PROBLEM REQUIREMENTS -> Reproduce the data exactly.

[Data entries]
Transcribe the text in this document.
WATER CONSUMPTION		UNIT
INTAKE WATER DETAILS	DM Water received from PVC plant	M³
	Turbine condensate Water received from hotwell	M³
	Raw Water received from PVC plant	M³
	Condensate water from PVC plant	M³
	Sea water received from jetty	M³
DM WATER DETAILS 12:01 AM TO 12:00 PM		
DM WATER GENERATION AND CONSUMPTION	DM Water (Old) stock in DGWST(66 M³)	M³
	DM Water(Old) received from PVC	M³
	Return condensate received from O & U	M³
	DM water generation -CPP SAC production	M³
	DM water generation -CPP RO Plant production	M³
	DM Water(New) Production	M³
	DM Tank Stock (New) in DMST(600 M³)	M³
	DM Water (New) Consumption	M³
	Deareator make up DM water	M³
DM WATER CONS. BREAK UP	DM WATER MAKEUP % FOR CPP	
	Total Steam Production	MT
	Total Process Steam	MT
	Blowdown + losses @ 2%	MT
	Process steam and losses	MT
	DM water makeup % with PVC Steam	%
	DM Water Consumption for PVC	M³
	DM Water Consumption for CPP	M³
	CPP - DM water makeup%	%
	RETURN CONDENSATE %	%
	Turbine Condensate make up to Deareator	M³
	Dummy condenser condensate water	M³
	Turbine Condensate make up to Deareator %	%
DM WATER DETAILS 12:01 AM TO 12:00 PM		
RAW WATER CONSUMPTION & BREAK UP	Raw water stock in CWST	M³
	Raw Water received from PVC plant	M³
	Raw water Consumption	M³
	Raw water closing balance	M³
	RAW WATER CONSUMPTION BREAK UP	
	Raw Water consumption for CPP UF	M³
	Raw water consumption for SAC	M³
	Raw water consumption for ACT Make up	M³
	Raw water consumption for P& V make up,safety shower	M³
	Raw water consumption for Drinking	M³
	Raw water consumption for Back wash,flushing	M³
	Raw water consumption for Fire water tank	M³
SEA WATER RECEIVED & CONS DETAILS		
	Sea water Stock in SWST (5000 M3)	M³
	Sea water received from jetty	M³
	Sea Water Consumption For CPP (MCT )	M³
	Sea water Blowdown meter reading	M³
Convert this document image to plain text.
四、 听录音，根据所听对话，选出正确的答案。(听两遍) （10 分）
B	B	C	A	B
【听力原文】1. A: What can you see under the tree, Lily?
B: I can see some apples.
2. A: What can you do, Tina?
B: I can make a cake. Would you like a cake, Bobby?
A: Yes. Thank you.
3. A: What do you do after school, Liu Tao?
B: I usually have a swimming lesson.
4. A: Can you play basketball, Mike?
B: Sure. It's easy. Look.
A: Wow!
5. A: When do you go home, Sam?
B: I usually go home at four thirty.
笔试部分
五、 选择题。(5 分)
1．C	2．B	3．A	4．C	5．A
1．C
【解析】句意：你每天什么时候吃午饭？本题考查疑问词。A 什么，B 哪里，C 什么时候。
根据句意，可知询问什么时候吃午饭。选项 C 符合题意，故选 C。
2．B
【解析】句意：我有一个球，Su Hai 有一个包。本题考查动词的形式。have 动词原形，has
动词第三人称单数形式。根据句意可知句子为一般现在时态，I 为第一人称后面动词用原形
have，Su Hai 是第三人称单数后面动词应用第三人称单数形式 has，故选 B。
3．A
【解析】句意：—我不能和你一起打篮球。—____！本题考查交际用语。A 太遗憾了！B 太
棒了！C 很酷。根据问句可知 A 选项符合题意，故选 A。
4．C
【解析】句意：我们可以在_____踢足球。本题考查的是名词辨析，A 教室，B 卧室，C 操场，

EXERCISE OUTPUT ->
Transcribe the text in this document.
WATER CONSUMPTION		UNIT
INTAKE WATER DETAILS	DM Water received from PVC plant	M³
	Turbine condensate Water received from hotwell	M³
	Raw Water received from PVC plant	M³
	Condensate water from PVC plant	M³
	Sea water received from jetty	M³
DM WATER DETAILS 12:01 AM TO 12:00 PM		
DM WATER GENERATION AND CONSUMPTION	DM Water (Old) stock in DGWST(66 M³)	M³
	DM Water(Old) received from PVC	M³
	Return condensate received from O & U	M³
	DM water generation -CPP SAC production	M³
	DM water generation -CPP RO Plant production	M³
	DM Water(New) Production	M³
	DM Tank Stock (New) in DMST(600 M³)	M³
	DM Water (New) Consumption	M³
	Deareator make up DM water	M³
DM WATER CONS. BREAK UP	DM WATER MAKEUP % FOR CPP	
	Total Steam Production	MT
	Total Process Steam	MT
	Blowdown + losses @ 2%	MT
	Process steam and losses	MT
	DM water makeup % with PVC Steam	%
	DM Water Consumption for PVC	M³
	DM Water Consumption for CPP	M³
	CPP - DM water makeup%	%
	RETURN CONDENSATE %	%
	Turbine Condensate make up to Deareator	M³
	Dummy condenser condensate water	M³
	Turbine Condensate make up to Deareator %	%
DM WATER DETAILS 12:01 AM TO 12:00 PM		
RAW WATER CONSUMPTION & BREAK UP	Raw water stock in CWST	M³
	Raw Water received from PVC plant	M³
	Raw water Consumption	M³
	Raw water closing balance	M³
	RAW WATER CONSUMPTION BREAK UP	
	Raw Water consumption for CPP UF	M³
	Raw water consumption for SAC	M³
	Raw water consumption for ACT Make up	M³
	Raw water consumption for P& V make up,safety shower	M³
	Raw water consumption for Drinking	M³
	Raw water consumption for Back wash,flushing	M³
	Raw water consumption for Fire water tank	M³
SEA WATER RECEIVED & CONS DETAILS		
	Sea water Stock in SWST (5000 M3)	M³
	Sea water received from jetty	M³
	Sea Water Consumption For CPP (MCT )	M³
	Sea water Blowdown meter reading	M³
Convert this document image to plain text.
四、 听录音，根据所听对话，选出正确的答案。(听两遍) （10 分）
B	B	C	A	B
【听力原文】1. A: What can you see under the tree, Lily?
B: I can see some apples.
2. A: What can you do, Tina?
B: I can make a cake. Would you like a cake, Bobby?
A: Yes. Thank you.
3. A: What do you do after school, Liu Tao?
B: I usually have a swimming lesson.
4. A: Can you play basketball, Mike?
B: Sure. It's easy. Look.
A: Wow!
5. A: When do you go home, Sam?
B: I usually go home at four thirty.
笔试部分
五、 选择题。(5 分)
1．C	2．B	3．A	4．C	5．A
1．C
【解析】句意：你每天什么时候吃午饭？本题考查疑问词。A 什么，B 哪里，C 什么时候。
根据句意，可知询问什么时候吃午饭。选项 C 符合题意，故选 C。
2．B
【解析】句意：我有一个球，Su Hai 有一个包。本题考查动词的形式。have 动词原形，has
动词第三人称单数形式。根据句意可知句子为一般现在时态，I 为第一人称后面动词用原形
have，Su Hai 是第三人称单数后面动词应用第三人称单数形式 has，故选 B。
3．A
【解析】句意：—我不能和你一起打篮球。—____！本题考查交际用语。A 太遗憾了！B 太
棒了！C 很酷。根据问句可知 A 选项符合题意，故选 A。
4．C
【解析】句意：我们可以在_____踢足球。本题考查的是名词辨析，A 教室，B 卧室，C 操场，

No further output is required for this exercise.